Directions
Each record is to be printed again precisely as it reads.

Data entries
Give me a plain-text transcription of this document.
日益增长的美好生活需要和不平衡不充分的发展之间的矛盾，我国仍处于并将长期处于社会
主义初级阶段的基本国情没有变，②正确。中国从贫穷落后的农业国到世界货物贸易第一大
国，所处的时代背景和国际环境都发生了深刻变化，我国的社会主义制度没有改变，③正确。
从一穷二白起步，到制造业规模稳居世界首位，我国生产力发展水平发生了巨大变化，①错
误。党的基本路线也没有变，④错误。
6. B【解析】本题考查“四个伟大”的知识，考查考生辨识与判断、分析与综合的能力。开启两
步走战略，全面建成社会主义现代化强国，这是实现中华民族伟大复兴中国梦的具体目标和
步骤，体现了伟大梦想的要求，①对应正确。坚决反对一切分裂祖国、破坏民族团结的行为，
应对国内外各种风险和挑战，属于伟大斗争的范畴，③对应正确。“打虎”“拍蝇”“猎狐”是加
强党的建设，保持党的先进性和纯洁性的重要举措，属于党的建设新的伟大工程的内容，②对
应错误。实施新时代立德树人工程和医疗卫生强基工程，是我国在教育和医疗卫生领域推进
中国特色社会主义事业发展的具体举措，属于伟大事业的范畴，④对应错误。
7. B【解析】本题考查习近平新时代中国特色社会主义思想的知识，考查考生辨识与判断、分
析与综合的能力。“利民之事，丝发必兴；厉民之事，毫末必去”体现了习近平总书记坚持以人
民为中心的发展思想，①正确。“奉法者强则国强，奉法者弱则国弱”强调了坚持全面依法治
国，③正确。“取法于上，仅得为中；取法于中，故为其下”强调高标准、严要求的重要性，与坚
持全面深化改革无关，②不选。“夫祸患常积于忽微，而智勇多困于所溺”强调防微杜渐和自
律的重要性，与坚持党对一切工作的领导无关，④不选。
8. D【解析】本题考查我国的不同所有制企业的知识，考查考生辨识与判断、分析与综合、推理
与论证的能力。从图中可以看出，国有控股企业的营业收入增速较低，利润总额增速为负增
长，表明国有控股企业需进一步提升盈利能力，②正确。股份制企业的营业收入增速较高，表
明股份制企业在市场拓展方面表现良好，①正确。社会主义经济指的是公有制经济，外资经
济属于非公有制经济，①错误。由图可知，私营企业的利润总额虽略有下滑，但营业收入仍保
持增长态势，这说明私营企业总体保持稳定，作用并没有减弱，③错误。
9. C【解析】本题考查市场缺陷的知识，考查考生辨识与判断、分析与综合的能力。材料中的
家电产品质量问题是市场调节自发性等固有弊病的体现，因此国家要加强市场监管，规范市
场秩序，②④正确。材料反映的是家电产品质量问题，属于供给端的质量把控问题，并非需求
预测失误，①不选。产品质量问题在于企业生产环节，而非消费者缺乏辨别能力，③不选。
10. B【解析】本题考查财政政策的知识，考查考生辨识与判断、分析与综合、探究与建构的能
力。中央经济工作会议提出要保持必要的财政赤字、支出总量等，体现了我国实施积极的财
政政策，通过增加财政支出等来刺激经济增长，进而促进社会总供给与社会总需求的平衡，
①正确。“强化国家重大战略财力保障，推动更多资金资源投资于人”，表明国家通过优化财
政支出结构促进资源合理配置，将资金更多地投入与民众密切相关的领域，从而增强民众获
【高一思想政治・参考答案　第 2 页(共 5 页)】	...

Written response
Give me a plain-text transcription of this document.
日益增长的美好生活需要和不平衡不充分的发展之间的矛盾，我国仍处于并将长期处于社会
主义初级阶段的基本国情没有变，②正确。中国从贫穷落后的农业国到世界货物贸易第一大
国，所处的时代背景和国际环境都发生了深刻变化，我国的社会主义制度没有改变，③正确。
从一穷二白起步，到制造业规模稳居世界首位，我国生产力发展水平发生了巨大变化，①错
误。党的基本路线也没有变，④错误。
6. B【解析】本题考查“四个伟大”的知识，考查考生辨识与判断、分析与综合的能力。开启两
步走战略，全面建成社会主义现代化强国，这是实现中华民族伟大复兴中国梦的具体目标和
步骤，体现了伟大梦想的要求，①对应正确。坚决反对一切分裂祖国、破坏民族团结的行为，
应对国内外各种风险和挑战，属于伟大斗争的范畴，③对应正确。“打虎”“拍蝇”“猎狐”是加
强党的建设，保持党的先进性和纯洁性的重要举措，属于党的建设新的伟大工程的内容，②对
应错误。实施新时代立德树人工程和医疗卫生强基工程，是我国在教育和医疗卫生领域推进
中国特色社会主义事业发展的具体举措，属于伟大事业的范畴，④对应错误。
7. B【解析】本题考查习近平新时代中国特色社会主义思想的知识，考查考生辨识与判断、分
析与综合的能力。“利民之事，丝发必兴；厉民之事，毫末必去”体现了习近平总书记坚持以人
民为中心的发展思想，①正确。“奉法者强则国强，奉法者弱则国弱”强调了坚持全面依法治
国，③正确。“取法于上，仅得为中；取法于中，故为其下”强调高标准、严要求的重要性，与坚
持全面深化改革无关，②不选。“夫祸患常积于忽微，而智勇多困于所溺”强调防微杜渐和自
律的重要性，与坚持党对一切工作的领导无关，④不选。
8. D【解析】本题考查我国的不同所有制企业的知识，考查考生辨识与判断、分析与综合、推理
与论证的能力。从图中可以看出，国有控股企业的营业收入增速较低，利润总额增速为负增
长，表明国有控股企业需进一步提升盈利能力，②正确。股份制企业的营业收入增速较高，表
明股份制企业在市场拓展方面表现良好，①正确。社会主义经济指的是公有制经济，外资经
济属于非公有制经济，①错误。由图可知，私营企业的利润总额虽略有下滑，但营业收入仍保
持增长态势，这说明私营企业总体保持稳定，作用并没有减弱，③错误。
9. C【解析】本题考查市场缺陷的知识，考查考生辨识与判断、分析与综合的能力。材料中的
家电产品质量问题是市场调节自发性等固有弊病的体现，因此国家要加强市场监管，规范市
场秩序，②④正确。材料反映的是家电产品质量问题，属于供给端的质量把控问题，并非需求
预测失误，①不选。产品质量问题在于企业生产环节，而非消费者缺乏辨别能力，③不选。
10. B【解析】本题考查财政政策的知识，考查考生辨识与判断、分析与综合、探究与建构的能
力。中央经济工作会议提出要保持必要的财政赤字、支出总量等，体现了我国实施积极的财
政政策，通过增加财政支出等来刺激经济增长，进而促进社会总供给与社会总需求的平衡，
①正确。“强化国家重大战略财力保障，推动更多资金资源投资于人”，表明国家通过优化财
政支出结构促进资源合理配置，将资金更多地投入与民众密切相关的领域，从而增强民众获
【高一思想政治・参考答案　第 2 页(共 5 页)】	...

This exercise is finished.